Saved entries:
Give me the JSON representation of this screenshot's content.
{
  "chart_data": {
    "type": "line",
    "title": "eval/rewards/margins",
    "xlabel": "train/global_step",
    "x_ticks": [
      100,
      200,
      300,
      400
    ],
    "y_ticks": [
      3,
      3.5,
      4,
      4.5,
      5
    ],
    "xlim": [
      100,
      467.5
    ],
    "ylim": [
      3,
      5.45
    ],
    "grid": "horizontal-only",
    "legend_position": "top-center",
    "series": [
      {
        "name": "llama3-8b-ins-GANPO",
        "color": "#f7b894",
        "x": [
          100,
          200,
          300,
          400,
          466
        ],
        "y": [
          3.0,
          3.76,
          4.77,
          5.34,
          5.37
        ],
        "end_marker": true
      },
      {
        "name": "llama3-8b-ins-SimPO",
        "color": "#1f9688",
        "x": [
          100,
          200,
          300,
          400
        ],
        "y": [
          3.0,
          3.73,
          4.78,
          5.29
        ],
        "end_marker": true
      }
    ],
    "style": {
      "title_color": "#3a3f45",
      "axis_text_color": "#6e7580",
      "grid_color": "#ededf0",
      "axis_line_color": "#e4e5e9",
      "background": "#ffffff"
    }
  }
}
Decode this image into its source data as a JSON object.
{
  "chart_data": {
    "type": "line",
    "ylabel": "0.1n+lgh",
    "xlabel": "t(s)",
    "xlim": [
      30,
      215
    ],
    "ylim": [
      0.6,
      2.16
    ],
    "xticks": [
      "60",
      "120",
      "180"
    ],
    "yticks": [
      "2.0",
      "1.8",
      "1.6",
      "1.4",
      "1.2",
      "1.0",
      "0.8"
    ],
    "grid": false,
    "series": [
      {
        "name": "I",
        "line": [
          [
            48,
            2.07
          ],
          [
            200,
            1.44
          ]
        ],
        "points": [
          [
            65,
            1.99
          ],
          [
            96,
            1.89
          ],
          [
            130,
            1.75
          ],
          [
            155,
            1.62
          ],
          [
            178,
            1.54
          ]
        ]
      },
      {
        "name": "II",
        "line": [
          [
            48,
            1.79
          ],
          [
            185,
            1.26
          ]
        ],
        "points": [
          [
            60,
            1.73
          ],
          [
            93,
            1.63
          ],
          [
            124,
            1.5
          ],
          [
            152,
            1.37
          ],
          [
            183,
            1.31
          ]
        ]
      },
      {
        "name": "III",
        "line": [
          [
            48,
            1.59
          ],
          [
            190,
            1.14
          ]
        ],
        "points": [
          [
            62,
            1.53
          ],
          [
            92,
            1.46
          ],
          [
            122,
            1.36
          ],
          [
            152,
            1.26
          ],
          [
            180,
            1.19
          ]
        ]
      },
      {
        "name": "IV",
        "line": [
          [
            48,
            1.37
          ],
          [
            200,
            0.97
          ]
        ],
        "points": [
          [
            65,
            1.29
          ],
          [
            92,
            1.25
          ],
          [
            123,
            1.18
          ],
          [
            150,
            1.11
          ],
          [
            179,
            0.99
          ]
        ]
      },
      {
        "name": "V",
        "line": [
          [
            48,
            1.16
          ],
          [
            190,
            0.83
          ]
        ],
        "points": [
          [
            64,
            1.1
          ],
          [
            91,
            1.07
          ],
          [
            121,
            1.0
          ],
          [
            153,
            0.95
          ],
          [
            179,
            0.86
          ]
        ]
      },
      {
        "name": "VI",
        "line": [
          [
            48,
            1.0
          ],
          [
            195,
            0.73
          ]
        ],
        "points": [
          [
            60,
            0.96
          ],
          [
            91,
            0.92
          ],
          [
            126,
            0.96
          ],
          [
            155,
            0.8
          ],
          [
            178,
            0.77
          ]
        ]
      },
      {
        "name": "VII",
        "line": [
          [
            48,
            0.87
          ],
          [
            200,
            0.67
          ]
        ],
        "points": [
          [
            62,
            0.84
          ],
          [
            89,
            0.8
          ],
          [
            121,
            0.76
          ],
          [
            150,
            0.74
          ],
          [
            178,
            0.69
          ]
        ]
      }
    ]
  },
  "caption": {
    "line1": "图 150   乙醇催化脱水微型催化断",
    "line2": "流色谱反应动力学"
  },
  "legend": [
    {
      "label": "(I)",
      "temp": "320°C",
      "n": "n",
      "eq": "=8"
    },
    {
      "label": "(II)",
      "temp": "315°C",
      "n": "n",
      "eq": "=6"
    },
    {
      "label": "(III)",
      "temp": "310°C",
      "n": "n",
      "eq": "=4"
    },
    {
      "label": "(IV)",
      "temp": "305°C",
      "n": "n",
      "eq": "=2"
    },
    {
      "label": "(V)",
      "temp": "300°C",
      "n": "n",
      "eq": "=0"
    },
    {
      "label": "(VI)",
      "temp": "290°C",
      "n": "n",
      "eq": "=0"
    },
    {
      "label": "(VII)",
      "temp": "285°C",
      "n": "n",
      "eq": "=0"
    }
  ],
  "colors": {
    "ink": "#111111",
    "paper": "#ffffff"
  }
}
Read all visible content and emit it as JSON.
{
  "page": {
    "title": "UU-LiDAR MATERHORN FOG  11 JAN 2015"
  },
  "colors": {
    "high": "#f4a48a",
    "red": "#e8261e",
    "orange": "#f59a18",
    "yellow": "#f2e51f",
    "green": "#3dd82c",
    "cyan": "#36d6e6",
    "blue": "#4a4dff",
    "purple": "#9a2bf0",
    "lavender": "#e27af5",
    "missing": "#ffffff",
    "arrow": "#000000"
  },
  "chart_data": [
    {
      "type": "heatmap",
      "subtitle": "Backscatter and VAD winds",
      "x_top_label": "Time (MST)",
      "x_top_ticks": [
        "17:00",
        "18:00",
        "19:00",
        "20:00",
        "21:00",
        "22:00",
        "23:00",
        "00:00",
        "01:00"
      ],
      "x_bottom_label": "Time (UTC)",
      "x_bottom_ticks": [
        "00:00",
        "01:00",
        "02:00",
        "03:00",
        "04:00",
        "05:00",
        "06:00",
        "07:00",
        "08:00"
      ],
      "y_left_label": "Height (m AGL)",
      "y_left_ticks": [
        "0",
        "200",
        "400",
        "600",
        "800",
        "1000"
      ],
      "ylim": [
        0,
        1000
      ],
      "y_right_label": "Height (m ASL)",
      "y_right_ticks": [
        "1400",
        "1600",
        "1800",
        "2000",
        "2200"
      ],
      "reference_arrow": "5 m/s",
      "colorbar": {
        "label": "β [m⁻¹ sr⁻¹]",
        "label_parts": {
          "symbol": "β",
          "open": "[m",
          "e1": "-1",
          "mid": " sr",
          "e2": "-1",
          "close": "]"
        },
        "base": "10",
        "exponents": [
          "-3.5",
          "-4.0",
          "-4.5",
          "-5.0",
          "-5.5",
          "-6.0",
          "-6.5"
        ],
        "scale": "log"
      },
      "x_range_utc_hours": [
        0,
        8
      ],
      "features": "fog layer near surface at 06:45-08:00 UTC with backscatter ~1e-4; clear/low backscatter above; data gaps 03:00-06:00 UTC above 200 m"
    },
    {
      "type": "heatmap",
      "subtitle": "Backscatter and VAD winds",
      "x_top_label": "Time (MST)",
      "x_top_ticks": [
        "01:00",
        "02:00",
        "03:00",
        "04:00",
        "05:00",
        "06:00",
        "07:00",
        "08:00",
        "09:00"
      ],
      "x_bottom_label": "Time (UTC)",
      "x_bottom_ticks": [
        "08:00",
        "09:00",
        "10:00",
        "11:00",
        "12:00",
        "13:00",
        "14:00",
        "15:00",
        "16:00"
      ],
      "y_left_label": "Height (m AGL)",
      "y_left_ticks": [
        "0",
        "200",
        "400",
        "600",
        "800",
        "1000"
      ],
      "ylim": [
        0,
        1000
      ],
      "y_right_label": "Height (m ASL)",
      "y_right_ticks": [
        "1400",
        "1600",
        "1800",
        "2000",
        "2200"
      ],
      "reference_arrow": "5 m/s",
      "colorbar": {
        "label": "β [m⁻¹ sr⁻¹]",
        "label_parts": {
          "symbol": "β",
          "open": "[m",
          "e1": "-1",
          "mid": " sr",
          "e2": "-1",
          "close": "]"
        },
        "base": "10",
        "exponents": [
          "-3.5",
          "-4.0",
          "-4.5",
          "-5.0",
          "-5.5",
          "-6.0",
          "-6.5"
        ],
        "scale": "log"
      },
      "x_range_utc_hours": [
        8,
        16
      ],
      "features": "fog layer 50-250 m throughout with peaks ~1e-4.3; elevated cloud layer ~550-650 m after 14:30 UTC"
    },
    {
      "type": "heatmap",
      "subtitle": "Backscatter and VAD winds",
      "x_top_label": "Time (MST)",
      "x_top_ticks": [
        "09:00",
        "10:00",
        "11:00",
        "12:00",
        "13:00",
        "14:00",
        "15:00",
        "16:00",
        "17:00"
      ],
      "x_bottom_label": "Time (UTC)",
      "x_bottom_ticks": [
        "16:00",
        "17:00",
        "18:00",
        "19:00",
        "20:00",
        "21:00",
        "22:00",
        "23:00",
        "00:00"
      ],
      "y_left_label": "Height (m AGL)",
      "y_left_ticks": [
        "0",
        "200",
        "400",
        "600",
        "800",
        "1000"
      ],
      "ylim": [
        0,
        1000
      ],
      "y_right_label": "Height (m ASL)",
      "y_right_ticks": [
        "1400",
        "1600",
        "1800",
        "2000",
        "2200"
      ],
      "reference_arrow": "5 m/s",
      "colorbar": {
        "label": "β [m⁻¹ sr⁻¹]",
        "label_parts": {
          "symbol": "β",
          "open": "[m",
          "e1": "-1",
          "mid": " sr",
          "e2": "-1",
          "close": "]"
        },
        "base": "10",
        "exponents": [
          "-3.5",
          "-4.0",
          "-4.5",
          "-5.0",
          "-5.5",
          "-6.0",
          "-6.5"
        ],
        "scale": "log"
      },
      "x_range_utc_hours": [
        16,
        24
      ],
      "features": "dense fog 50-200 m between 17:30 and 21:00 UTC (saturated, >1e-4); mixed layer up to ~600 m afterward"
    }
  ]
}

Work instructions:
Look through the material above and pick out each line holding the word "ffffff".

Task output:
      "background": "#ffffff"
    "paper": "#ffffff"
    "missing": "#ffffff",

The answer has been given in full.